## 抽出テキスト
-------------------------
(19)【発行国】日本国特許庁(JP)
(12)【公報種別】特許公報(B2)
(11)【特許番号】
(24)【登録日】2024-07-25
(45)【発行日】2024-08-02
(54)【発明の名称】氷嚢保冷具及び氷嚢セット
(51)【国際特許分類】
B65D 77/04 20060101AFI20240726BHJP
【FI】
B65D77/04 B
(21)【出願番号】P 2020191901
(22)【出願日】2020-11-18
【審査請求日】2023-08-18
(73)【特許権者】
【識別番号】000112233
【氏名又は名称】ピーコック魔法瓶工業株式会社
(74)【代理人】
【識別番号】100121603
【氏名又は名称】永田 元昭
(74)【代理人】
【識別番号】100067747
【氏名又は名称】永田 良昭
(72)【発明者】
【氏名】芝 健太郎
【審査官】家城 雅美
(56)【参考文献】
【文献】特開2017-190154(JP,A)
【文献】登録実用新案第3071081(JP,U)
【文献】米国特許出願公開第2013/0158637(US,A1)
【文献】登録実用新案第3072400(JP,U)
(58)【調査した分野】(Int.Cl.,DB名)
B65D 67/00-79/02
A61F 7/10
(57)【特許請求の範囲】
【請求項1】
袋部の上端に着脱可能な蓋部材を備える口金部材が設けられた氷嚢を保冷する氷嚢保冷具であって、
断熱性を有する有底筒状に形成され、上端部の内周面に前記口金部材を取り付けて前記上端部の開口を塞ぐ取付け部が形成され、
前記取付け部よりも下方の本体部が、前記取付け部よりも小径であ
り、
前記本体部の内周面に沿って収納可能で、前記氷嚢における袋部を囲む補助部材が出し入れ可能に備えられた
氷嚢保冷具。
【請求項2】
前記取付け部が、前記口金部材に備えられたパッキンにおける前記取付け部に嵌る部位の外周面から突出するフィンを当接させる壁内面部と、前記パッキンにおける前記取付け部に嵌る部位より上で外周に張り出す張り出し部を上から当接させる上端面部のうち少なくともいずれか一方を有する
請求項1に記載の氷嚢保冷具。
-------------------------
## データ一覧

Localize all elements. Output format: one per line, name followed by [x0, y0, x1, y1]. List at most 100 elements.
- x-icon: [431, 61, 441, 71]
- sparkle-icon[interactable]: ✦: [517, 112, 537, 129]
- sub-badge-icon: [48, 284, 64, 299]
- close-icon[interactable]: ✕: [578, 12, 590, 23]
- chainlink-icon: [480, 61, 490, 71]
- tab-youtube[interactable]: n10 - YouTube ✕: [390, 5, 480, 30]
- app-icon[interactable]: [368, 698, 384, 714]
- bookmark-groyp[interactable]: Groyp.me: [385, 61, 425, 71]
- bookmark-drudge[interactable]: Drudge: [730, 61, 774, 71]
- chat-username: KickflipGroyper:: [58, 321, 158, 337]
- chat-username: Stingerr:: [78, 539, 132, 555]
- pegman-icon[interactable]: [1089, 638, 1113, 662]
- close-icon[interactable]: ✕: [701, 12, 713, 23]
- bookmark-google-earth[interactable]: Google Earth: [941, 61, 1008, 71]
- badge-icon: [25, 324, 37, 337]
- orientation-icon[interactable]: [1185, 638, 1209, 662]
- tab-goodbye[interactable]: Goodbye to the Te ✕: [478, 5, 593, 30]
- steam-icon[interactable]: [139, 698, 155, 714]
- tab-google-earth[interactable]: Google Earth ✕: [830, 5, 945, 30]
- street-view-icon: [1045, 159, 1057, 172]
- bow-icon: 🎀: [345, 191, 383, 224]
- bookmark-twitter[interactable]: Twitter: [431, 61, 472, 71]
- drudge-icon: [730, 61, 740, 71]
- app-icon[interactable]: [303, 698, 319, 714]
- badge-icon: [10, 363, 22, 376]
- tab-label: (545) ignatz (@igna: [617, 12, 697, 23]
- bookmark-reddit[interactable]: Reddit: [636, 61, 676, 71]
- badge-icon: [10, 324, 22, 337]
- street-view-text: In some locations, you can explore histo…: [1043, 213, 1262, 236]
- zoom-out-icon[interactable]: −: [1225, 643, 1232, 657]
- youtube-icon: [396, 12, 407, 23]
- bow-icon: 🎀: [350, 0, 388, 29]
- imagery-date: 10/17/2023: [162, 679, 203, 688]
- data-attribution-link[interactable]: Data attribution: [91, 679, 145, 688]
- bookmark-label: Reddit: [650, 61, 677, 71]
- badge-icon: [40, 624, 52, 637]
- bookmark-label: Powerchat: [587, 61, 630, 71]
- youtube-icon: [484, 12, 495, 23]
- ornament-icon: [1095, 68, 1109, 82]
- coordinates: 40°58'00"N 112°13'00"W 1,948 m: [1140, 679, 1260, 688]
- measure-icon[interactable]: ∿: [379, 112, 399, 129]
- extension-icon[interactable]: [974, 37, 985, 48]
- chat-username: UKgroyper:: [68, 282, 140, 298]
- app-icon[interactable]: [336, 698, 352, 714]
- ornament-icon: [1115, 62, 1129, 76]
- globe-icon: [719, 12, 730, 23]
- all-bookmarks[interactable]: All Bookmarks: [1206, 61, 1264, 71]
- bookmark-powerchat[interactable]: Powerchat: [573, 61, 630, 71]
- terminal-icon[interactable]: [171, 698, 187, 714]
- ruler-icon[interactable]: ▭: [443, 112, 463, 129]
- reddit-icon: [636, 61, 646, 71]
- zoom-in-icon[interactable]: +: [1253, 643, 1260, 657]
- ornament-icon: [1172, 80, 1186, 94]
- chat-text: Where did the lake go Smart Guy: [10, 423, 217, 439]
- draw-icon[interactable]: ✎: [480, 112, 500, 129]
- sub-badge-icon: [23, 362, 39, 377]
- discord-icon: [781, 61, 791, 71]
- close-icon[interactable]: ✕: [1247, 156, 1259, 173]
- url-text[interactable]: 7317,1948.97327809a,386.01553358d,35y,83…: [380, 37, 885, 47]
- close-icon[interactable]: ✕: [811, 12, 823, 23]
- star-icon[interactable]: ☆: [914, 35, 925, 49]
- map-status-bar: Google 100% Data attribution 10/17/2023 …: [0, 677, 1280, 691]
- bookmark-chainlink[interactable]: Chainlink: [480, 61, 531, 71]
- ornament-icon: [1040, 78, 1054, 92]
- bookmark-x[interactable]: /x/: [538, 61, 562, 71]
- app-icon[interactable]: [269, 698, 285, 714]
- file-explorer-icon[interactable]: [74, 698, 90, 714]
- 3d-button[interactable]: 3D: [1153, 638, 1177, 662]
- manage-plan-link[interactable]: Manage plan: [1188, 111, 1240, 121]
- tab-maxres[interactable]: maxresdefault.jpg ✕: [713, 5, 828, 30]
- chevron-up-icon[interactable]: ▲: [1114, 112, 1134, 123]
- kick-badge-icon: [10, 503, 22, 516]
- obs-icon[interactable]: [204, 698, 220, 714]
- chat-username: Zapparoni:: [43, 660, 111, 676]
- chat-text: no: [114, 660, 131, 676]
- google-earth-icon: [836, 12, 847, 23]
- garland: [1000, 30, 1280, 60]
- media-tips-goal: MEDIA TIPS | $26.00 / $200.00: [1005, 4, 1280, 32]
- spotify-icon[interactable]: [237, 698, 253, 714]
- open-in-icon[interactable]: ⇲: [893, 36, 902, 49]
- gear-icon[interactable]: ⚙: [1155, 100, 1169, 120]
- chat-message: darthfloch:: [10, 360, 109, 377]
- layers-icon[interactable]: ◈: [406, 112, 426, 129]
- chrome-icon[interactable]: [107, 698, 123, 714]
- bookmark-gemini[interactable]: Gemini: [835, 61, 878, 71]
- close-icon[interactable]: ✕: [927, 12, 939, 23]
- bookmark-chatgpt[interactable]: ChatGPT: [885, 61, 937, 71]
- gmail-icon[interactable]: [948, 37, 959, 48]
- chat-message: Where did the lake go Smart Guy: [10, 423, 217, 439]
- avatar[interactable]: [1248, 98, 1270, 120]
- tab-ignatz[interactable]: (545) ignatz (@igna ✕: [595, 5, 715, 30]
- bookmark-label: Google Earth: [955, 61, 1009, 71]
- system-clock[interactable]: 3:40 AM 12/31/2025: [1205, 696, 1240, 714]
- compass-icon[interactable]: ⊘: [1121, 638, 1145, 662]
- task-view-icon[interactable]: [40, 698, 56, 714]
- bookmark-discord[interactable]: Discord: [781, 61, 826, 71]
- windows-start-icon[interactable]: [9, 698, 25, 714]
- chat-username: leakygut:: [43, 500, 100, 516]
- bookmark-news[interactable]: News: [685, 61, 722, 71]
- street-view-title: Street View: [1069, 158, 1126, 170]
-------------------------
## 理解度チェック
**A)** 氷嚢保冷具の特許公報の「B65D 67/00-79/02」から「請求項1に記載の氷嚢保冷具。」までの部分を、一字一句違えずに書き写してください。
**B)** 次の(i)〜(iii)は、氷嚢保冷具の特許公報の内容と合っていますか。それぞれ「はい」か「いいえ」で答え、判断の決め手となる公報の文言をそのまま引用してください。
(i) 特許権者はピーコック魔法瓶工業株式会社である。
(ii) 審査請求日は2020年11月18日である。
(iii) 参考文献には米国の文献が含まれていない。
**C)** 氷嚢保冷具の特許公報で「(56)【参考文献】」に挙げられている文献は何ですか。すべて答えてください。

## 各問の解答
**A)**
B65D 67/00-79/02
A61F 7/10
(57)【特許請求の範囲】
【請求項1】
袋部の上端に着脱可能な蓋部材を備える口金部材が設けられた氷嚢を保冷する氷嚢保冷具であって、
断熱性を有する有底筒状に形成され、上端部の内周面に前記口金部材を取り付けて前記上端部の開口を塞ぐ取付け部が形成され、
前記取付け部よりも下方の本体部が、前記取付け部よりも小径であ
り、
前記本体部の内周面に沿って収納可能で、前記氷嚢における袋部を囲む補助部材が出し入れ可能に備えられた
氷嚢保冷具。
【請求項2】
前記取付け部が、前記口金部材に備えられたパッキンにおける前記取付け部に嵌る部位の外周面から突出するフィンを当接させる壁内面部と、前記パッキンにおける前記取付け部に嵌る部位より上で外周に張り出す張り出し部を上から当接させる上端面部のうち少なくともいずれか一方を有する
請求項1に記載の氷嚢保冷具。

**B)**
(i) はい。「【氏名又は名称】ピーコック魔法瓶工業株式会社」
(ii) いいえ。「【審査請求日】2023-08-18」
(iii) いいえ。「米国特許出願公開第2013/0158637(US,A1)」

**C)**
・特開2017-190154(JP,A)
・登録実用新案第3071081(JP,U)
・米国特許出願公開第2013/0158637(US,A1)
・登録実用新案第3072400(JP,U)